:: WHAT TO WORK ON ::
Count the lines containing "others" in the entries underneath, and state that count without anything else.
--- begin TASK INPUTS ---
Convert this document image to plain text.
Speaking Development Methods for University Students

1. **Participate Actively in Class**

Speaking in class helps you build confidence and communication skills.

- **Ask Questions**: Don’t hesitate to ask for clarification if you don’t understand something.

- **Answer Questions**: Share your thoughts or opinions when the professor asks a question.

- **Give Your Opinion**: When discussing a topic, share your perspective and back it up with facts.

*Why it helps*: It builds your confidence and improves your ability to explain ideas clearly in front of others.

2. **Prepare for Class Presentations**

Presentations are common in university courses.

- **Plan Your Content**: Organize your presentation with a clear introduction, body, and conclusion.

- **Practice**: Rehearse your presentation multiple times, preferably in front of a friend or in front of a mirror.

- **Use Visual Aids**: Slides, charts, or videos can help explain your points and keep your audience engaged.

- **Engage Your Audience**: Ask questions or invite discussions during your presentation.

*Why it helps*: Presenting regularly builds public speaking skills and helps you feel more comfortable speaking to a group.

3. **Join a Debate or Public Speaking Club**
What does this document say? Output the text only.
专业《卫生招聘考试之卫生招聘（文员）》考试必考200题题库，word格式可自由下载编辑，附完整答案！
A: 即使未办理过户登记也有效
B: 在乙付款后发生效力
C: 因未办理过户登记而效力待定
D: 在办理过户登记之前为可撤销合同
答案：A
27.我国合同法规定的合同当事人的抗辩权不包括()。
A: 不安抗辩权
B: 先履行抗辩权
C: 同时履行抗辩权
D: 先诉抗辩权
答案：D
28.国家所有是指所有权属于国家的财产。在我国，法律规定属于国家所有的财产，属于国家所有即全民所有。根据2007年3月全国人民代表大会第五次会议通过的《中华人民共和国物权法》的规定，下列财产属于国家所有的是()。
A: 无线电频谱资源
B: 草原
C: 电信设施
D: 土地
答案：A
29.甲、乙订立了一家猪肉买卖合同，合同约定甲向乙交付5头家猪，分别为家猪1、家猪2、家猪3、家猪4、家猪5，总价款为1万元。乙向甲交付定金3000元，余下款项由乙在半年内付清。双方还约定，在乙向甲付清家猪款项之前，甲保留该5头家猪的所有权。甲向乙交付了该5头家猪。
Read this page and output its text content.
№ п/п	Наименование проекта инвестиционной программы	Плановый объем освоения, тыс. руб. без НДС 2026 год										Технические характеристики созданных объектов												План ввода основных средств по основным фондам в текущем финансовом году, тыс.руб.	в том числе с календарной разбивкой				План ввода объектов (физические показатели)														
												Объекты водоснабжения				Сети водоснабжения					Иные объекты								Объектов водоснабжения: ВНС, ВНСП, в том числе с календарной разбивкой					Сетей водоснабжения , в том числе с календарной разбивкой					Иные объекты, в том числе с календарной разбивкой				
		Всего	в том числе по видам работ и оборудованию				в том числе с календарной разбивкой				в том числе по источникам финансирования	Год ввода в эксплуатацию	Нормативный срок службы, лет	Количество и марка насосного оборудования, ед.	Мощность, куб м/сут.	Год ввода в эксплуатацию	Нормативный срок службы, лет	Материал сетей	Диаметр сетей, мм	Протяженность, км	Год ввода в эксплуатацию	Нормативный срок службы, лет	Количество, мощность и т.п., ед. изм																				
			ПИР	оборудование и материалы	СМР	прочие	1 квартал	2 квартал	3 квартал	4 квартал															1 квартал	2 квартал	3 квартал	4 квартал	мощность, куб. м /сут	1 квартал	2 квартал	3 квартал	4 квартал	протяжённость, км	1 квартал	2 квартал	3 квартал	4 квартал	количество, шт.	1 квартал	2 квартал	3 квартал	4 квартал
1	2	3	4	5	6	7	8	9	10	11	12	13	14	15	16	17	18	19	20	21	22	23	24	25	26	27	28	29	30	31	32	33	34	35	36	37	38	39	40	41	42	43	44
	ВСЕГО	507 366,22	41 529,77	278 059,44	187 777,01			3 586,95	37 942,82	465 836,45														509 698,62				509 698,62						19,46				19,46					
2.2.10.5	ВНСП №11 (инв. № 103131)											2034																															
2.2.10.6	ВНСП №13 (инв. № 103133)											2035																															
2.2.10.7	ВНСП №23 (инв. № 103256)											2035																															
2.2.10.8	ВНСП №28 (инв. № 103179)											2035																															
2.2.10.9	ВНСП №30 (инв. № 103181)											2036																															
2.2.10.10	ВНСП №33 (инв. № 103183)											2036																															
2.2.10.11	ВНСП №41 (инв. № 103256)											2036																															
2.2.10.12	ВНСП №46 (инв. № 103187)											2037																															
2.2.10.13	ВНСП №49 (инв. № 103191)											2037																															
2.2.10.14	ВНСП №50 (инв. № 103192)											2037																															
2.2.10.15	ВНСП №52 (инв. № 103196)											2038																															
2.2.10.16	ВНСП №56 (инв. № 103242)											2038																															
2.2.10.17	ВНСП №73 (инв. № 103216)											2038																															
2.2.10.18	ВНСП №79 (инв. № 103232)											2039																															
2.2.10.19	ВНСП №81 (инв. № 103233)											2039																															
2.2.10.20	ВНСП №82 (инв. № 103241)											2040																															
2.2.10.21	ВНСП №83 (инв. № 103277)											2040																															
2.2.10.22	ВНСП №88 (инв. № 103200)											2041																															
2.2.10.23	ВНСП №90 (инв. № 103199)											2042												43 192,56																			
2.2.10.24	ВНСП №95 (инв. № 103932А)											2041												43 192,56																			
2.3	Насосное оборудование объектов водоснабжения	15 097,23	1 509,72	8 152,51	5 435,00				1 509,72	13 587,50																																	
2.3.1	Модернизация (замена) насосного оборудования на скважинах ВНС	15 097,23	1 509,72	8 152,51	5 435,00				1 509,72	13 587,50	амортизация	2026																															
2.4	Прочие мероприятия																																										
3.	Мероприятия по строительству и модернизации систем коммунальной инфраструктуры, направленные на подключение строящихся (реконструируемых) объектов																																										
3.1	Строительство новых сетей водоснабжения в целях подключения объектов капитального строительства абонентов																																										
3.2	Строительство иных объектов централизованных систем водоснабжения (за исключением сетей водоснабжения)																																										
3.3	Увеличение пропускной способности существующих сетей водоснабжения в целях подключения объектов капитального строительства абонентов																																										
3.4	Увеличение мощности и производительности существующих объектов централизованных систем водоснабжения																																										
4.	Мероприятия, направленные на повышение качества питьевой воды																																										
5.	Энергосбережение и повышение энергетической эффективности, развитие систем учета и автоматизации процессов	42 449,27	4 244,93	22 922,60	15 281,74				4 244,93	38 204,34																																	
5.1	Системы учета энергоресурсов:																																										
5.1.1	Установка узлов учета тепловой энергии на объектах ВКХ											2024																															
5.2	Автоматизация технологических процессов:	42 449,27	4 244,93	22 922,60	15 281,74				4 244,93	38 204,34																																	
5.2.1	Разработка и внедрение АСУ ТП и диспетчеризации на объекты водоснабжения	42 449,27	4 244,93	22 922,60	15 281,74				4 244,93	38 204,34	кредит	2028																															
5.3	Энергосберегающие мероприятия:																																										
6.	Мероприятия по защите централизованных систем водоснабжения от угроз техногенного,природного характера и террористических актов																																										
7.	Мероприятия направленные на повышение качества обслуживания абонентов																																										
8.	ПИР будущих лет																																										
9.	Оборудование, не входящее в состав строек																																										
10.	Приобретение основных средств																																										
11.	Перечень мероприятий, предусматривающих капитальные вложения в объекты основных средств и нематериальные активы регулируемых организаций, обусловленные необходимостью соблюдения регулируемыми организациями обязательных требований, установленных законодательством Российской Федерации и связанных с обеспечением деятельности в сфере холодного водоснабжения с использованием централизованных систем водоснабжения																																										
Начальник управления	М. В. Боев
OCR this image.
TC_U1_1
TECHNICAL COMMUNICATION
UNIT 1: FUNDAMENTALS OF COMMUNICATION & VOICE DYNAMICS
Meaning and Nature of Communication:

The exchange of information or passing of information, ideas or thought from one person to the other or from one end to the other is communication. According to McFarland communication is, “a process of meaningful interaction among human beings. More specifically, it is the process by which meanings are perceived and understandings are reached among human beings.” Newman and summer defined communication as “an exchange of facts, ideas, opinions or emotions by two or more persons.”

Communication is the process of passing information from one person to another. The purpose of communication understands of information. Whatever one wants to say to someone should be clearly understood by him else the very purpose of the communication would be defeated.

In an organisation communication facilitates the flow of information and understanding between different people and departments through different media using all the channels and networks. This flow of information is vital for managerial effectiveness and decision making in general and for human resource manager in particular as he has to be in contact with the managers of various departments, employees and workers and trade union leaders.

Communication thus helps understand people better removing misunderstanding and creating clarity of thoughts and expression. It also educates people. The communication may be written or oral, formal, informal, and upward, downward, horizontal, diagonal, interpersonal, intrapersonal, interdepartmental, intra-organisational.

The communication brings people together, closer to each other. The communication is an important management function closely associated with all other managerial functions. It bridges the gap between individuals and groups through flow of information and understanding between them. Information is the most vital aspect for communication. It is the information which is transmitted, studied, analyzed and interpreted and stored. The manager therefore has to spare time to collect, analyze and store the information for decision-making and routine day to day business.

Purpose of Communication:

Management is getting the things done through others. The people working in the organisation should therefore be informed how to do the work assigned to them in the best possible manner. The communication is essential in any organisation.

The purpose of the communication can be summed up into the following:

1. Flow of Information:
--- end TASK INPUTS ---
:: OUTPUT FOR THIS EXERCISE ::
2